§ What to produce: Repeat each entry as written, dropping any picture you find.

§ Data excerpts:
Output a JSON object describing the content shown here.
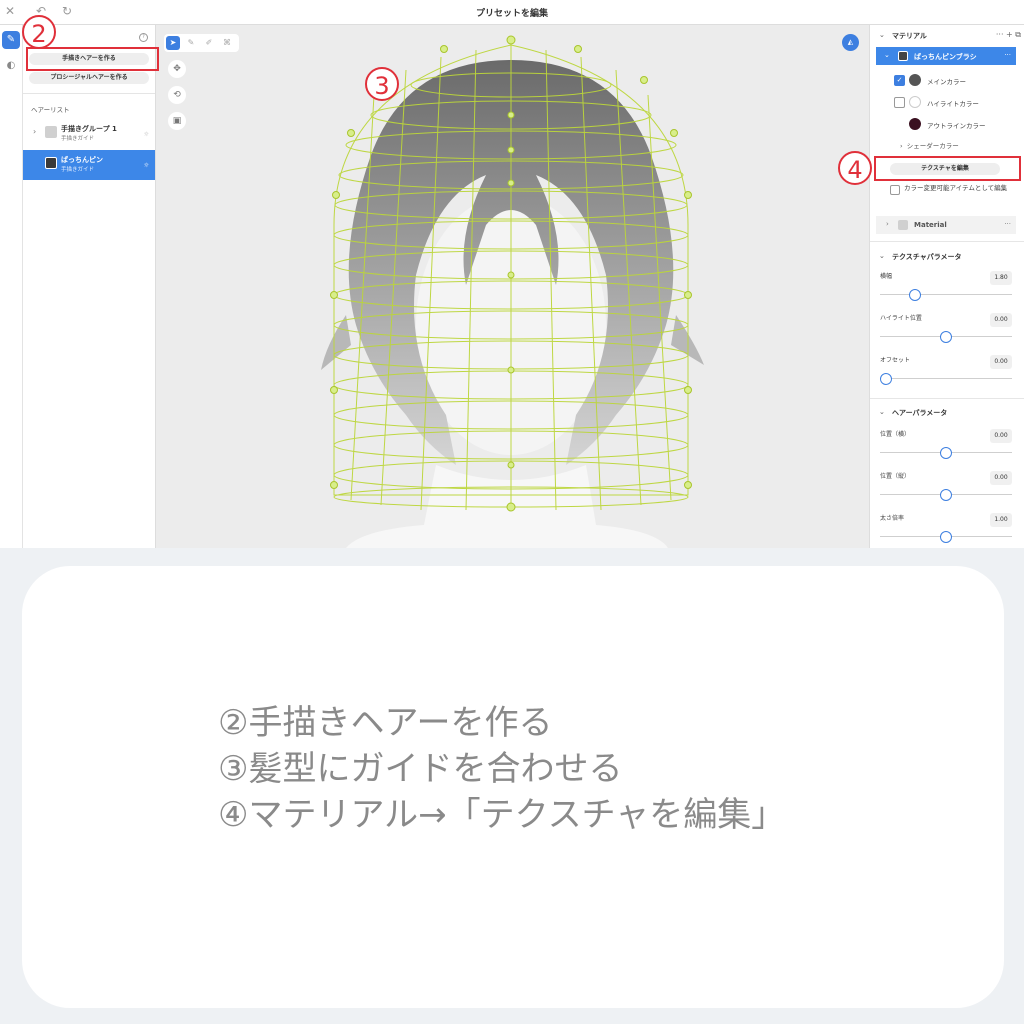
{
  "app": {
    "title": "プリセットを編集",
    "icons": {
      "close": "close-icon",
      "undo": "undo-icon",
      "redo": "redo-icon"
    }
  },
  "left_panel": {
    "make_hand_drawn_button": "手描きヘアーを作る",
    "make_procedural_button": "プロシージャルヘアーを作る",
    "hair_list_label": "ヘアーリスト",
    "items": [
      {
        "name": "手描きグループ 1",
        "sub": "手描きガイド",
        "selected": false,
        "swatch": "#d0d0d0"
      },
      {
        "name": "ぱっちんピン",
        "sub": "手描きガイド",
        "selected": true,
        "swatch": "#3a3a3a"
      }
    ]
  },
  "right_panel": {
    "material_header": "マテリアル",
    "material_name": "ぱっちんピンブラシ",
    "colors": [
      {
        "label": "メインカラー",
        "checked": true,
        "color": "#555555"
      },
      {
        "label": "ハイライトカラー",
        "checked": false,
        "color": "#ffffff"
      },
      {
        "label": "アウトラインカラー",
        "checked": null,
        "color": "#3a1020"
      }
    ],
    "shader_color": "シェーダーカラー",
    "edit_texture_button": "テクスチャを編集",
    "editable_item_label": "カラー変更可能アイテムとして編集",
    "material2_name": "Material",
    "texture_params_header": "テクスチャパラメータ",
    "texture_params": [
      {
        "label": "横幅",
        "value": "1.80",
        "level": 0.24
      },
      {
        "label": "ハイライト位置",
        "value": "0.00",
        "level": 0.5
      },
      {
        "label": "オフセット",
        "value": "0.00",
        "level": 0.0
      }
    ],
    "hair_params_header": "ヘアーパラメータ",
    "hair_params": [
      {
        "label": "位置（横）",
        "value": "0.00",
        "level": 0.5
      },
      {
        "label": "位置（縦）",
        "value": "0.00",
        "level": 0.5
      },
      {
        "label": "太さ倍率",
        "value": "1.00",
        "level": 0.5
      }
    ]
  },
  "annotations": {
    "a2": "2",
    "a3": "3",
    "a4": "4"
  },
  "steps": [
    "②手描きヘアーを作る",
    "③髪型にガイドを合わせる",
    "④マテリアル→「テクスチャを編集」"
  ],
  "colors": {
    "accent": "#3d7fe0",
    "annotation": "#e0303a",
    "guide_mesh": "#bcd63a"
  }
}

§ Expected answer:
Output a JSON object describing the content shown here.
{
  "app": {
    "title": "プリセットを編集",
    "icons": {
      "close": "close-icon",
      "undo": "undo-icon",
      "redo": "redo-icon"
    }
  },
  "left_panel": {
    "make_hand_drawn_button": "手描きヘアーを作る",
    "make_procedural_button": "プロシージャルヘアーを作る",
    "hair_list_label": "ヘアーリスト",
    "items": [
      {
        "name": "手描きグループ 1",
        "sub": "手描きガイド",
        "selected": false,
        "swatch": "#d0d0d0"
      },
      {
        "name": "ぱっちんピン",
        "sub": "手描きガイド",
        "selected": true,
        "swatch": "#3a3a3a"
      }
    ]
  },
  "right_panel": {
    "material_header": "マテリアル",
    "material_name": "ぱっちんピンブラシ",
    "colors": [
      {
        "label": "メインカラー",
        "checked": true,
        "color": "#555555"
      },
      {
        "label": "ハイライトカラー",
        "checked": false,
        "color": "#ffffff"
      },
      {
        "label": "アウトラインカラー",
        "checked": null,
        "color": "#3a1020"
      }
    ],
    "shader_color": "シェーダーカラー",
    "edit_texture_button": "テクスチャを編集",
    "editable_item_label": "カラー変更可能アイテムとして編集",
    "material2_name": "Material",
    "texture_params_header": "テクスチャパラメータ",
    "texture_params": [
      {
        "label": "横幅",
        "value": "1.80",
        "level": 0.24
      },
      {
        "label": "ハイライト位置",
        "value": "0.00",
        "level": 0.5
      },
      {
        "label": "オフセット",
        "value": "0.00",
        "level": 0.0
      }
    ],
    "hair_params_header": "ヘアーパラメータ",
    "hair_params": [
      {
        "label": "位置（横）",
        "value": "0.00",
        "level": 0.5
      },
      {
        "label": "位置（縦）",
        "value": "0.00",
        "level": 0.5
      },
      {
        "label": "太さ倍率",
        "value": "1.00",
        "level": 0.5
      }
    ]
  },
  "annotations": {
    "a2": "2",
    "a3": "3",
    "a4": "4"
  },
  "steps": [
    "②手描きヘアーを作る",
    "③髪型にガイドを合わせる",
    "④マテリアル→「テクスチャを編集」"
  ],
  "colors": {
    "accent": "#3d7fe0",
    "annotation": "#e0303a",
    "guide_mesh": "#bcd63a"
  }
}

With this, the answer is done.